* _Passage shown_
■ ■ ■ ■ ■

Funniest/Most Insightful Comments Of The Week At Techdirt

from the the-many-faces-of-net-neutrality dept

This week, we covered the story of a hotel staffer who was fired for posting some photos of DHS vans parked in a garage. One anonymous commenter took first place for insightful this week by revising a popular security slogan to account for this incident:

Remember kids – If you see something, say something.
….. unless it is something about us, then STFU or we’ll mess you up.

For the rest of the insightful comments, we’ve got an all-net-neutrality lineup. Firstly, taking second place this week, it’s That One Guy with a response to someone who presented the same argument I was so frustrated by last week — that any and all regulation is, by default, terrible:

Hey great idea, let’s take Title II off the table, all of it, including the benefits the ISP’s currently enjoy from it(tax breaks/subsidies, legal rights when installing networks on private land…), I’m sure they’d be all for that, right?

And if they’re not going to be bound by any regulations, then they need to be treated entirely as private companies, which means a complete end to any and all money from the government/tax payers meant to upgrade and maintain their networks.

Oh, and they’ll need to hand over the public spectrum they’re currently using, no government interference means no government benefits after all.

I’m sure I could go on, but the short of it is that as long as they get to use and enjoy public money, and public resources, then they also get to deal with the strings attached to those things.

Next we move into the editor’s choice, where we’ve got two comments on net neutrality that offer specific perspectives on the issue. First it’s Rich Kulawiec, giving us the all-too-often ignored viewpoint of the invisible experts who make the internet function:

That’s an entirely good thing. I suggest that you might want to try getting down in the trenches with those of us who helped build and run this network. I don’t mean the nouveau-rich elite, or the investors, or the management teams, or people hobnobbing at resort-hosted conferences. I mean the people who have their hands on the wires and their eyes on the terminals: the network engineers and system administrators that you’ll rarely see, and who will rarely, if ever, get to cash out in a big way. I mean the people who actually run the Internet, not the people running operations connected by the Internet.

The world looks very different from there than it does from boardrooms.

■ ■ ■ ■ ■

* _Items from a data source_
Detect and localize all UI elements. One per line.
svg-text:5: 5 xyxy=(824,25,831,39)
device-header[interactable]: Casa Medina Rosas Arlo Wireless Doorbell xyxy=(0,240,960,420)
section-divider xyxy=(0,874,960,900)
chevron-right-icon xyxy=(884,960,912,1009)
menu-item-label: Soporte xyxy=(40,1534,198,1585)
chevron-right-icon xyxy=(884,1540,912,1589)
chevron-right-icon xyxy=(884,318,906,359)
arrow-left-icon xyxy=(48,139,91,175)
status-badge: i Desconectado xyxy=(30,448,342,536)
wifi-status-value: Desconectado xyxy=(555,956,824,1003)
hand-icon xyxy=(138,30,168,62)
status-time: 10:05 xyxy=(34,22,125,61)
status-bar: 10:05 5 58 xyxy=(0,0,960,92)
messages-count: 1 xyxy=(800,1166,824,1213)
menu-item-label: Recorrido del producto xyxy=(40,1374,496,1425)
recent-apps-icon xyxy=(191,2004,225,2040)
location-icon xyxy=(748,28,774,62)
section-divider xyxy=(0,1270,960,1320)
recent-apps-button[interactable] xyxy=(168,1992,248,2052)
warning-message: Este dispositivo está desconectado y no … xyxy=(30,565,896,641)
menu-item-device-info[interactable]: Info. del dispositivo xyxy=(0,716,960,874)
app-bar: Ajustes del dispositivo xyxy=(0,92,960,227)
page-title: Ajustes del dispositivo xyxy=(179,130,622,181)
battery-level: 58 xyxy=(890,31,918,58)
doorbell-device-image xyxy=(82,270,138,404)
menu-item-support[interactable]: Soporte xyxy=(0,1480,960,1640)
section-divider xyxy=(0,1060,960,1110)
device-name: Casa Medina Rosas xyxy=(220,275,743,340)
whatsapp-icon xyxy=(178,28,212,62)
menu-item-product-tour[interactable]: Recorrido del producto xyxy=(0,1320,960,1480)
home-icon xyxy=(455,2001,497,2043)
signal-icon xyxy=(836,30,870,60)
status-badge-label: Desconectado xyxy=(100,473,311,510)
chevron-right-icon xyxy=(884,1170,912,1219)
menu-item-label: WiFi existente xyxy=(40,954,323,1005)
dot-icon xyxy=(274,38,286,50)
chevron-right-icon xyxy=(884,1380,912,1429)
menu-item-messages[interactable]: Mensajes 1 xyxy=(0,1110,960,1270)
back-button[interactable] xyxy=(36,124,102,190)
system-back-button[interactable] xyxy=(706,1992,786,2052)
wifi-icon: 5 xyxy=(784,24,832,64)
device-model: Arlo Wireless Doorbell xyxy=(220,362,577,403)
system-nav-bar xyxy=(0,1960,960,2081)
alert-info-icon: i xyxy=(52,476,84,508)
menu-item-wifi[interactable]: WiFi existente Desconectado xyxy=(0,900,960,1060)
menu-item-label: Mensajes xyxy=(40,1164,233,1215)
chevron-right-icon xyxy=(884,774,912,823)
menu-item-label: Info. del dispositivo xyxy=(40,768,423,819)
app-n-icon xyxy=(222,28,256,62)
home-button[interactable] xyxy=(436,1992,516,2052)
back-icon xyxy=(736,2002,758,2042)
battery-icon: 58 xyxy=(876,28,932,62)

■ ■ ■ ■ ■

* _Problem to work on_
From the roundup of the week's Techdirt comments, print the passage starting with "Remember kids –" and going on through "for that, right?", word for word.

* _Result of this exercise_
Remember kids – If you see something, say something.
….. unless it is something about us, then STFU or we’ll mess you up.

For the rest of the insightful comments, we’ve got an all-net-neutrality lineup. Firstly, taking second place this week, it’s That One Guy with a response to someone who presented the same argument I was so frustrated by last week — that any and all regulation is, by default, terrible:

Hey great idea, let’s take Title II off the table, all of it, including the benefits the ISP’s currently enjoy from it(tax breaks/subsidies, legal rights when installing networks on private land…), I’m sure they’d be all for that, right?